Exercise instructions: Return each line of the records holding the string "attraction".

Material provided:
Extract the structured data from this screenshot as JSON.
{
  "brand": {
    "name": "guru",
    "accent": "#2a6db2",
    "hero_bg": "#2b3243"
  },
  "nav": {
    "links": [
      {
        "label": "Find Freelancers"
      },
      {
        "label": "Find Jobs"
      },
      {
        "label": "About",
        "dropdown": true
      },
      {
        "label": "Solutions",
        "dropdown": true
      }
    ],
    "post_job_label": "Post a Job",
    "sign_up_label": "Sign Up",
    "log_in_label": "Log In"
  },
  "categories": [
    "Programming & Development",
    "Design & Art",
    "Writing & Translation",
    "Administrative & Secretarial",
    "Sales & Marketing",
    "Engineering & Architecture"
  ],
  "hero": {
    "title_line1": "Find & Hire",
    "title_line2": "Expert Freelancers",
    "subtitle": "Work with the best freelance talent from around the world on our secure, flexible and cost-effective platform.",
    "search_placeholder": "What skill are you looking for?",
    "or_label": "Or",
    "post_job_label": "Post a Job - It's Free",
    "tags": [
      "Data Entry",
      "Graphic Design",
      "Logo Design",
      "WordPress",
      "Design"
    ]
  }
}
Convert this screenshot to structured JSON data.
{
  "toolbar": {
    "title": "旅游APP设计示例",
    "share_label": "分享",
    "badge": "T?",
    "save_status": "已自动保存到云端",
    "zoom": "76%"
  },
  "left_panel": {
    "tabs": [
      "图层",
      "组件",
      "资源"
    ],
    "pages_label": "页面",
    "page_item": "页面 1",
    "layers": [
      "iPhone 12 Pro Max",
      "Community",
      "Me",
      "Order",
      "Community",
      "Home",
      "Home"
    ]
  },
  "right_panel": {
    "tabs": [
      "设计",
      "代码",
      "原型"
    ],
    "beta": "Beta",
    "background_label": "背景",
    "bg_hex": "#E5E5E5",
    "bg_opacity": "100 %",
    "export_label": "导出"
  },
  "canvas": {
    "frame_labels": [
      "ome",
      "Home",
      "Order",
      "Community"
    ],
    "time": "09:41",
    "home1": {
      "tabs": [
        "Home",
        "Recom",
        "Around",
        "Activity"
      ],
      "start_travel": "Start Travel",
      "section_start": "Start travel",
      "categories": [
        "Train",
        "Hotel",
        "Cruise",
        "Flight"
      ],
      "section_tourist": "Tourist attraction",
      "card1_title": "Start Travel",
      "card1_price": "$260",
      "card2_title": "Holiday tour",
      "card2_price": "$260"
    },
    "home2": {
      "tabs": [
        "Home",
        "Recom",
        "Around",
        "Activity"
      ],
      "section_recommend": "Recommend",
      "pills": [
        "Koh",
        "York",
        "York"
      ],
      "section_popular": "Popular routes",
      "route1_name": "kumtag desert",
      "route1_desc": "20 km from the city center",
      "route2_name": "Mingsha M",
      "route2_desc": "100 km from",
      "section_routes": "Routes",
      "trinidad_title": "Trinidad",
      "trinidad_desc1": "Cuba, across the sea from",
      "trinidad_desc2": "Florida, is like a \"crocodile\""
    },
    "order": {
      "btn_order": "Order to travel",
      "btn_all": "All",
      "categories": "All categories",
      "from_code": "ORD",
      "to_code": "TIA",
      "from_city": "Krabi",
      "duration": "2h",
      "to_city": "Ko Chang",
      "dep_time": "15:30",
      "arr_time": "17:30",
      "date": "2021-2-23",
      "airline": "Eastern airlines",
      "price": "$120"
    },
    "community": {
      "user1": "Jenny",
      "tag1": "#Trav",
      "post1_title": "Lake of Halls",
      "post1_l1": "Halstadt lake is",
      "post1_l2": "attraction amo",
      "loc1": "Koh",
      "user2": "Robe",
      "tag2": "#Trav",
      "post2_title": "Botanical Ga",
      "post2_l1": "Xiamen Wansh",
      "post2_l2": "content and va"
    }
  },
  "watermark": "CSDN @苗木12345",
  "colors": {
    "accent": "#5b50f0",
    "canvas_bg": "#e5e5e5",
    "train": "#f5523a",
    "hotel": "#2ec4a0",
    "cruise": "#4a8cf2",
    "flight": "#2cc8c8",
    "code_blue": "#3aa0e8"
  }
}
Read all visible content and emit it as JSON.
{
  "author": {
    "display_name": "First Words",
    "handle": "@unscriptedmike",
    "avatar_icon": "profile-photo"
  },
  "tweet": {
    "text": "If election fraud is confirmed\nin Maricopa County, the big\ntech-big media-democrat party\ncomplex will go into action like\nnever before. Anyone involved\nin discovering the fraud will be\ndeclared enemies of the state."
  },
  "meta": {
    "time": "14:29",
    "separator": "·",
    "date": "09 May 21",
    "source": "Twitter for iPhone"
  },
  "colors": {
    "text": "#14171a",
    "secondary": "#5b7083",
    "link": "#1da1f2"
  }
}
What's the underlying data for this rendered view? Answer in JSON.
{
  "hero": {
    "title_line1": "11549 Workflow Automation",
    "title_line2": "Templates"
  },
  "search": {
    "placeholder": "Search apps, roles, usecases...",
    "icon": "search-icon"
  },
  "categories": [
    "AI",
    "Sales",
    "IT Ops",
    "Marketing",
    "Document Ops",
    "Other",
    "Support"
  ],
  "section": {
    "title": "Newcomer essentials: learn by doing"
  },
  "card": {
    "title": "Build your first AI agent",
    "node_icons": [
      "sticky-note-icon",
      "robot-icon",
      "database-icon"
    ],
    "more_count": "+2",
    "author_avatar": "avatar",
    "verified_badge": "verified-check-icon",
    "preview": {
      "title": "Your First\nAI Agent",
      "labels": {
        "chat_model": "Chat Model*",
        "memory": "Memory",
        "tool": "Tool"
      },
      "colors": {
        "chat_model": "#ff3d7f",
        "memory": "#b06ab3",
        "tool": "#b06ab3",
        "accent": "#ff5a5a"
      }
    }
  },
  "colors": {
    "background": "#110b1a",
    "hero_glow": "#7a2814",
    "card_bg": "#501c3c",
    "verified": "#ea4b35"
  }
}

The solution:
      "section_tourist": "Tourist attraction",
      "post1_l2": "attraction amo",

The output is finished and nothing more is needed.